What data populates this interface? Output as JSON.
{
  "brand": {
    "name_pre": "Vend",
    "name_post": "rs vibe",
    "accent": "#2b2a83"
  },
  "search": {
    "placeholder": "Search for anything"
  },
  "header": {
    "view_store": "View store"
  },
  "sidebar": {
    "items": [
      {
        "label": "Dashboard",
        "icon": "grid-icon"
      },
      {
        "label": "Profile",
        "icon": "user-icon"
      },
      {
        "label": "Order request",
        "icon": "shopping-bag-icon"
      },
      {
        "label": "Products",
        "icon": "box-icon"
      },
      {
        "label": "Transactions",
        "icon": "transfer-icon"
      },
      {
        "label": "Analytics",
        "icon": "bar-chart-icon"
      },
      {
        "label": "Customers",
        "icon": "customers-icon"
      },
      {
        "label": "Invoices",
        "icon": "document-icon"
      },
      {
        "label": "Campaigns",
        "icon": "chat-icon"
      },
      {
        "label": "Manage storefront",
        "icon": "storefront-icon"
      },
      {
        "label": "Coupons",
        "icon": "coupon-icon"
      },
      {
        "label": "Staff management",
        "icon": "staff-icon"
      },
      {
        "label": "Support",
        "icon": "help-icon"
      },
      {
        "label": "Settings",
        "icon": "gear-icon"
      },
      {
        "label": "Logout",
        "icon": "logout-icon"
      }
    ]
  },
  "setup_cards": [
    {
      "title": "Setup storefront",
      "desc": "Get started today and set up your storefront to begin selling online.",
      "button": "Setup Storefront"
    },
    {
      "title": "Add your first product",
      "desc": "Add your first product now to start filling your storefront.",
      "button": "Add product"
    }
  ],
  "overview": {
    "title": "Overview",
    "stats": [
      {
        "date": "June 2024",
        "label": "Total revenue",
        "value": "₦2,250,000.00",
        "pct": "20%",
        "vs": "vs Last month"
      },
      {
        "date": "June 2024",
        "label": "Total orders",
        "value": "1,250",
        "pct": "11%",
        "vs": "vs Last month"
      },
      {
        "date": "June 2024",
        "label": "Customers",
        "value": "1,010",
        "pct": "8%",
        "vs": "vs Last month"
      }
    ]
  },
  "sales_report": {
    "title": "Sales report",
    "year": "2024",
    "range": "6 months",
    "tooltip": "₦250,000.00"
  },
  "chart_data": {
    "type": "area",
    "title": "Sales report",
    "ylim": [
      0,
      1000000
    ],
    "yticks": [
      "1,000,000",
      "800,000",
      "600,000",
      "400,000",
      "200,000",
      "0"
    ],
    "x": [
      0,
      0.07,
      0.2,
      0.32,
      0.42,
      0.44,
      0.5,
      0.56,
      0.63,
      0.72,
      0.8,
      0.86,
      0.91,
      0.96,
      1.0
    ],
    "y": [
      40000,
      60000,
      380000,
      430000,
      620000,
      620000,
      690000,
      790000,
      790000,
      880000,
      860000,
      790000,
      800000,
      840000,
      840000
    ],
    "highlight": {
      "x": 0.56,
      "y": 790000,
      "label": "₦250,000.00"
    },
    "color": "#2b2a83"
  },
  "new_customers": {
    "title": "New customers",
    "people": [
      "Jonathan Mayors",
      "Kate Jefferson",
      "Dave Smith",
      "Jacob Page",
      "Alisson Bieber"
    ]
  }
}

> [SHORT PROBLEM]: Print out the whole listing exactly as it appears.

> [EXERCISE SOLUTION]:
What data populates this interface? Output as JSON.
{
  "brand": {
    "name_pre": "Vend",
    "name_post": "rs vibe",
    "accent": "#2b2a83"
  },
  "search": {
    "placeholder": "Search for anything"
  },
  "header": {
    "view_store": "View store"
  },
  "sidebar": {
    "items": [
      {
        "label": "Dashboard",
        "icon": "grid-icon"
      },
      {
        "label": "Profile",
        "icon": "user-icon"
      },
      {
        "label": "Order request",
        "icon": "shopping-bag-icon"
      },
      {
        "label": "Products",
        "icon": "box-icon"
      },
      {
        "label": "Transactions",
        "icon": "transfer-icon"
      },
      {
        "label": "Analytics",
        "icon": "bar-chart-icon"
      },
      {
        "label": "Customers",
        "icon": "customers-icon"
      },
      {
        "label": "Invoices",
        "icon": "document-icon"
      },
      {
        "label": "Campaigns",
        "icon": "chat-icon"
      },
      {
        "label": "Manage storefront",
        "icon": "storefront-icon"
      },
      {
        "label": "Coupons",
        "icon": "coupon-icon"
      },
      {
        "label": "Staff management",
        "icon": "staff-icon"
      },
      {
        "label": "Support",
        "icon": "help-icon"
      },
      {
        "label": "Settings",
        "icon": "gear-icon"
      },
      {
        "label": "Logout",
        "icon": "logout-icon"
      }
    ]
  },
  "setup_cards": [
    {
      "title": "Setup storefront",
      "desc": "Get started today and set up your storefront to begin selling online.",
      "button": "Setup Storefront"
    },
    {
      "title": "Add your first product",
      "desc": "Add your first product now to start filling your storefront.",
      "button": "Add product"
    }
  ],
  "overview": {
    "title": "Overview",
    "stats": [
      {
        "date": "June 2024",
        "label": "Total revenue",
        "value": "₦2,250,000.00",
        "pct": "20%",
        "vs": "vs Last month"
      },
      {
        "date": "June 2024",
        "label": "Total orders",
        "value": "1,250",
        "pct": "11%",
        "vs": "vs Last month"
      },
      {
        "date": "June 2024",
        "label": "Customers",
        "value": "1,010",
        "pct": "8%",
        "vs": "vs Last month"
      }
    ]
  },
  "sales_report": {
    "title": "Sales report",
    "year": "2024",
    "range": "6 months",
    "tooltip": "₦250,000.00"
  },
  "chart_data": {
    "type": "area",
    "title": "Sales report",
    "ylim": [
      0,
      1000000
    ],
    "yticks": [
      "1,000,000",
      "800,000",
      "600,000",
      "400,000",
      "200,000",
      "0"
    ],
    "x": [
      0,
      0.07,
      0.2,
      0.32,
      0.42,
      0.44,
      0.5,
      0.56,
      0.63,
      0.72,
      0.8,
      0.86,
      0.91,
      0.96,
      1.0
    ],
    "y": [
      40000,
      60000,
      380000,
      430000,
      620000,
      620000,
      690000,
      790000,
      790000,
      880000,
      860000,
      790000,
      800000,
      840000,
      840000
    ],
    "highlight": {
      "x": 0.56,
      "y": 790000,
      "label": "₦250,000.00"
    },
    "color": "#2b2a83"
  },
  "new_customers": {
    "title": "New customers",
    "people": [
      "Jonathan Mayors",
      "Kate Jefferson",
      "Dave Smith",
      "Jacob Page",
      "Alisson Bieber"
    ]
  }
}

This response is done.